Task to complete: What is the number of lines in these entries that contain "hunk"? State it alone.

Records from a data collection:
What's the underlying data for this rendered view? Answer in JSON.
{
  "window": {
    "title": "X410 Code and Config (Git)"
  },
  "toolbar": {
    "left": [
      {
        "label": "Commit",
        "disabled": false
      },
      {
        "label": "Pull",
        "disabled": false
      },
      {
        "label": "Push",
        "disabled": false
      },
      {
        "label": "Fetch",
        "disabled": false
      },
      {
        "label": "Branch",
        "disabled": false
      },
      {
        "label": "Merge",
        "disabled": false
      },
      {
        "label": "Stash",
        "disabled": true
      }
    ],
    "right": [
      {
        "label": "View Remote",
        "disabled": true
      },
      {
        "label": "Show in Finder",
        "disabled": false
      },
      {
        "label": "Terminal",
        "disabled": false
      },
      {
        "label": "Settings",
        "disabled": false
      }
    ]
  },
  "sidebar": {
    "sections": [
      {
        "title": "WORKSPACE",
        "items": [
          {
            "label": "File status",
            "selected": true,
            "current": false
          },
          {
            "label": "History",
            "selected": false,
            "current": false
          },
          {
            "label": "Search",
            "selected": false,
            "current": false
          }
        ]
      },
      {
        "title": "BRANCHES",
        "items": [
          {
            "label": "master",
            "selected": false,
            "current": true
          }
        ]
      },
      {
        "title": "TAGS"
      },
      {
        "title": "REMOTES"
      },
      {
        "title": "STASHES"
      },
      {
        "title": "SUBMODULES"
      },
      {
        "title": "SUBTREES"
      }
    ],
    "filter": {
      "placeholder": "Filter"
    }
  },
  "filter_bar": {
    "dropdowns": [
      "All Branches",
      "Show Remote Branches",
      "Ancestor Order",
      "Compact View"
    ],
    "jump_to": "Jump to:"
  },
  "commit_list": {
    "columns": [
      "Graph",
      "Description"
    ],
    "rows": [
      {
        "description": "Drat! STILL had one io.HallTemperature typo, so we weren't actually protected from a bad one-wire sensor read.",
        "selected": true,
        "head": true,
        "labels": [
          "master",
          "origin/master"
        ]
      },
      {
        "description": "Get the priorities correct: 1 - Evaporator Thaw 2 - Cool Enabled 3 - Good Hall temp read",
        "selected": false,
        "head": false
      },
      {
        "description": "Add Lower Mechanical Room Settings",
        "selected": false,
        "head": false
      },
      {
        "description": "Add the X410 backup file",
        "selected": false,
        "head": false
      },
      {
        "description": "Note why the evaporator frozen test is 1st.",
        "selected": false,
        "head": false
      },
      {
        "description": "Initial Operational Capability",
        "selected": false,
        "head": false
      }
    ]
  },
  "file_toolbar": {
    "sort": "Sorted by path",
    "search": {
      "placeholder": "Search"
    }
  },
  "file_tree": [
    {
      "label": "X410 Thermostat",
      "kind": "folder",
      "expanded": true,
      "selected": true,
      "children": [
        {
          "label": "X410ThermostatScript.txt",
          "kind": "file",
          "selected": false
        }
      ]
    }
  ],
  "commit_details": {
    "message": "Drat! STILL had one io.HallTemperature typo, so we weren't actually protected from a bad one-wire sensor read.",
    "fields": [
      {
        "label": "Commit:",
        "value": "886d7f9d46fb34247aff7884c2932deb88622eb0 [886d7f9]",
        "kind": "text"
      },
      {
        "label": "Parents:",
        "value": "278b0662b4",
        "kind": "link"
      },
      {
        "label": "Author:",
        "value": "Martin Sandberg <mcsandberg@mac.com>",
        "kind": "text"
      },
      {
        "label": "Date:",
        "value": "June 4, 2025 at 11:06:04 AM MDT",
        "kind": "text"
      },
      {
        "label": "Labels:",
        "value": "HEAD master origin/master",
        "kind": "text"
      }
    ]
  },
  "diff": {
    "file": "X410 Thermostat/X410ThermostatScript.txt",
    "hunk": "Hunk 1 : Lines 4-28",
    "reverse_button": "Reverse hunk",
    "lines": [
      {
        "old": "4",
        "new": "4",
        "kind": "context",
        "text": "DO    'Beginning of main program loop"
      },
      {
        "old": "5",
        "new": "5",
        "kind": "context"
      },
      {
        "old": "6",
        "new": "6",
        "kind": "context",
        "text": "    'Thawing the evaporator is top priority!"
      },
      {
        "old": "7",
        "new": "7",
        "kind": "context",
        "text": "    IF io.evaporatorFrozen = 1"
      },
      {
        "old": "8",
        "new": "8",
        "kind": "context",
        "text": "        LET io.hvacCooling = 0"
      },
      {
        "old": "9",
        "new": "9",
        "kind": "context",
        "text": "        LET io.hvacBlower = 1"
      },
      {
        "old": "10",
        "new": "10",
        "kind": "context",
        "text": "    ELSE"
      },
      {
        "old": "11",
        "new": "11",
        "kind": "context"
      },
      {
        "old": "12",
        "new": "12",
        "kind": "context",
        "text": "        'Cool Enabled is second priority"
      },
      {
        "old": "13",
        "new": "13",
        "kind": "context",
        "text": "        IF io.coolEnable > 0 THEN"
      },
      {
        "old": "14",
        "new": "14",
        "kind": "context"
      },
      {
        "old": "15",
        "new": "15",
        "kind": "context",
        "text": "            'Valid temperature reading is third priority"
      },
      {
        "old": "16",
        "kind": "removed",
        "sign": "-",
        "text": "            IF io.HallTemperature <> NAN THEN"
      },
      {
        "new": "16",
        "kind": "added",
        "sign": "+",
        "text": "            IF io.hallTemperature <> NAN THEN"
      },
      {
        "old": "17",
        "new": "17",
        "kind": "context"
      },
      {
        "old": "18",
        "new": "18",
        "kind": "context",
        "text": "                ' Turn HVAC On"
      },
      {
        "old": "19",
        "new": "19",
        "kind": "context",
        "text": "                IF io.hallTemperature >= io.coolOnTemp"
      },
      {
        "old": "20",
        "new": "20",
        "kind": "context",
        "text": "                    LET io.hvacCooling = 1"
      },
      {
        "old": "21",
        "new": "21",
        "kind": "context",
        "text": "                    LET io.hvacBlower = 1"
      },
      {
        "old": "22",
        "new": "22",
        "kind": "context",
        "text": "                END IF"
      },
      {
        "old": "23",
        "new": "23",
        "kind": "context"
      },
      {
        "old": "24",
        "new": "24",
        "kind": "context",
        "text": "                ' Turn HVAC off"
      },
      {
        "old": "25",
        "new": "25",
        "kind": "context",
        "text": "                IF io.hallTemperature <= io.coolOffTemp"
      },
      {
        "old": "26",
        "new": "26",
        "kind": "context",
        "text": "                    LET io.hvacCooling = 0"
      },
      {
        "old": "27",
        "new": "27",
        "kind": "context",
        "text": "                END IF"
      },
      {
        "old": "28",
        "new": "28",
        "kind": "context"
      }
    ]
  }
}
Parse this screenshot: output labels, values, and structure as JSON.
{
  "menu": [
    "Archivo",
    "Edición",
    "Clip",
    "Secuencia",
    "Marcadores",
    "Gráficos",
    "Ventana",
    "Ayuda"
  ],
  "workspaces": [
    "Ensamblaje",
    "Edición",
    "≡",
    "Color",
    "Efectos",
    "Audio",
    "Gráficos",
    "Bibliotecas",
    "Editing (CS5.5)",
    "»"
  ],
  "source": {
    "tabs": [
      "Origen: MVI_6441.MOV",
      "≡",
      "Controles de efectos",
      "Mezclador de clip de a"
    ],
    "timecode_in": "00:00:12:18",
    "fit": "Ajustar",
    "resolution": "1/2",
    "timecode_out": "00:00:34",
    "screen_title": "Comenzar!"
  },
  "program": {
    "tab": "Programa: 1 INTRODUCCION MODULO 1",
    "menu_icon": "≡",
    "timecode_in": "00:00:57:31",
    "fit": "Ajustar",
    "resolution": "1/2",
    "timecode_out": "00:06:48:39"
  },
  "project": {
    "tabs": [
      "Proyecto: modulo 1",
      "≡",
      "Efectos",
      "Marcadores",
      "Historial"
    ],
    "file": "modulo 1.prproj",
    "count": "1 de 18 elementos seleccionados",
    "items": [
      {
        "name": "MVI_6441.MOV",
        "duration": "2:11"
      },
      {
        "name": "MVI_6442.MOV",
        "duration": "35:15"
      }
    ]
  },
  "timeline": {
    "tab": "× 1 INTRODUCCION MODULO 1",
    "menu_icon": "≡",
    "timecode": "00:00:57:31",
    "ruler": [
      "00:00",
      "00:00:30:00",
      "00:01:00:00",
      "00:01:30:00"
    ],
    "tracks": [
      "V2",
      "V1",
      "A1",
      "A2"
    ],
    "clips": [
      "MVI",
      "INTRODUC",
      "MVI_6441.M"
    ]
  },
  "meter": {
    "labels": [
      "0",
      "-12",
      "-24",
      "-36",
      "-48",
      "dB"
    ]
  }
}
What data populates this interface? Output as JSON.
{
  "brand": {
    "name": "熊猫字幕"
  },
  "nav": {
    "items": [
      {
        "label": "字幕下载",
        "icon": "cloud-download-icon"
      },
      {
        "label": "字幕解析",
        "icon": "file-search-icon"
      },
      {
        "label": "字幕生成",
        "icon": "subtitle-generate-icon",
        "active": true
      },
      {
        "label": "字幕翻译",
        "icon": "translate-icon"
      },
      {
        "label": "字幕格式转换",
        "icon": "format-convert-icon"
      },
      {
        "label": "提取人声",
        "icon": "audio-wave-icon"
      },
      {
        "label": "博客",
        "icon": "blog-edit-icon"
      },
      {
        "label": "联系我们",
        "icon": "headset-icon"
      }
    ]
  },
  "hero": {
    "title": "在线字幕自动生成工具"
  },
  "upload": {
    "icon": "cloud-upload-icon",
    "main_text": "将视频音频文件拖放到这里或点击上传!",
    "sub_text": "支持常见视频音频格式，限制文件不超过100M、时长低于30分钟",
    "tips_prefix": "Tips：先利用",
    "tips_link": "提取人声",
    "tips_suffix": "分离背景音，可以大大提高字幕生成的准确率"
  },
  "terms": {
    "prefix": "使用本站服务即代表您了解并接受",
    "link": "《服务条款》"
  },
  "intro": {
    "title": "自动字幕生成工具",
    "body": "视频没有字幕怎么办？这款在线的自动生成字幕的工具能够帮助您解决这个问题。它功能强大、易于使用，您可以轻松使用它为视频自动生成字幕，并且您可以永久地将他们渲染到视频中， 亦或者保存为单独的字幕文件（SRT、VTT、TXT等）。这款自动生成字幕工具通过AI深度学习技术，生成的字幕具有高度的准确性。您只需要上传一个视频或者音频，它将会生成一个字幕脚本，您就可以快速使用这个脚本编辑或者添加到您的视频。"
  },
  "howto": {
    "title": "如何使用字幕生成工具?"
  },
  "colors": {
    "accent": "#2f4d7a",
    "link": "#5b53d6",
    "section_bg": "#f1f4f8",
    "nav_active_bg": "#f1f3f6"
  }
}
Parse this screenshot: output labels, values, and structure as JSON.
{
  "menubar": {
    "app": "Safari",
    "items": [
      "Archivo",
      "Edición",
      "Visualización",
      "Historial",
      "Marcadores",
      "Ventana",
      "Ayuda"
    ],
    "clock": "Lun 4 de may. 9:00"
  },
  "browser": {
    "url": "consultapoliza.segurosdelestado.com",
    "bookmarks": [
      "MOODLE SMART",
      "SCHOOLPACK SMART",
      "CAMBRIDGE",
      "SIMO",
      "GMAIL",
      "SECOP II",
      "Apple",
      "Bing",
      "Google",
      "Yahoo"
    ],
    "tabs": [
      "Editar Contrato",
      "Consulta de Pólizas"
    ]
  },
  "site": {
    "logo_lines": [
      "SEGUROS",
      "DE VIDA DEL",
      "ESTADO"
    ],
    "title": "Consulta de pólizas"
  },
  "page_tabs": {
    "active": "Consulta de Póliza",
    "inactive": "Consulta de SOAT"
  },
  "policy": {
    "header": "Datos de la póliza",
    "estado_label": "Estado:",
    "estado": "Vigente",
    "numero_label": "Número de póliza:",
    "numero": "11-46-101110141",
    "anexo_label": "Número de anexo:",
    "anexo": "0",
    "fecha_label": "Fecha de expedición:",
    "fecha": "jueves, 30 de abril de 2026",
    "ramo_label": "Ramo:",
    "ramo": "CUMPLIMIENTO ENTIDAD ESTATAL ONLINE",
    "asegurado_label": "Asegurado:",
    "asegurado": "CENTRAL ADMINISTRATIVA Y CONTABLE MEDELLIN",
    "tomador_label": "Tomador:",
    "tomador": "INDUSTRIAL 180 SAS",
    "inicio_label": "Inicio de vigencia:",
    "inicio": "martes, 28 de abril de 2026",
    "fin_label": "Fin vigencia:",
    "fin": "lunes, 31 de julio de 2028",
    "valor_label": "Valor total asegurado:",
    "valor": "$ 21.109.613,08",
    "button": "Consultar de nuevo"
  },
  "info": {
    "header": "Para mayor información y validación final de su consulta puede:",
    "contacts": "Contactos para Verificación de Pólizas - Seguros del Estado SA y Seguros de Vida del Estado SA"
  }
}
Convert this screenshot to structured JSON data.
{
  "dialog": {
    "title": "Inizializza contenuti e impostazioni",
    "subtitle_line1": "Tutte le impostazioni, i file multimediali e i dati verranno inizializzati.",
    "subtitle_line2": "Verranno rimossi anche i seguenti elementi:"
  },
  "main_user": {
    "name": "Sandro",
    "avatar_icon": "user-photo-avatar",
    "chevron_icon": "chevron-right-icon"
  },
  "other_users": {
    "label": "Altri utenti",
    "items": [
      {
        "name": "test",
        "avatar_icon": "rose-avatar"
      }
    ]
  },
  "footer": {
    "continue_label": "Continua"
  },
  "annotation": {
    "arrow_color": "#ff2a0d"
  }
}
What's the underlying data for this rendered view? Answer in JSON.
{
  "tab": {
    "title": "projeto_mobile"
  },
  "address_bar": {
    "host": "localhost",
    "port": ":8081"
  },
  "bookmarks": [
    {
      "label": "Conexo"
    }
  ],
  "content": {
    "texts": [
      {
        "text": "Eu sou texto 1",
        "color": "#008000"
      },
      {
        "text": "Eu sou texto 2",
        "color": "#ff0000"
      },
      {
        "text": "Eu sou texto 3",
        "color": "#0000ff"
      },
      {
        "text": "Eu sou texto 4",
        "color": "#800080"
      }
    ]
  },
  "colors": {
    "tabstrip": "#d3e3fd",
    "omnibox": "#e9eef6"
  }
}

Written response: 2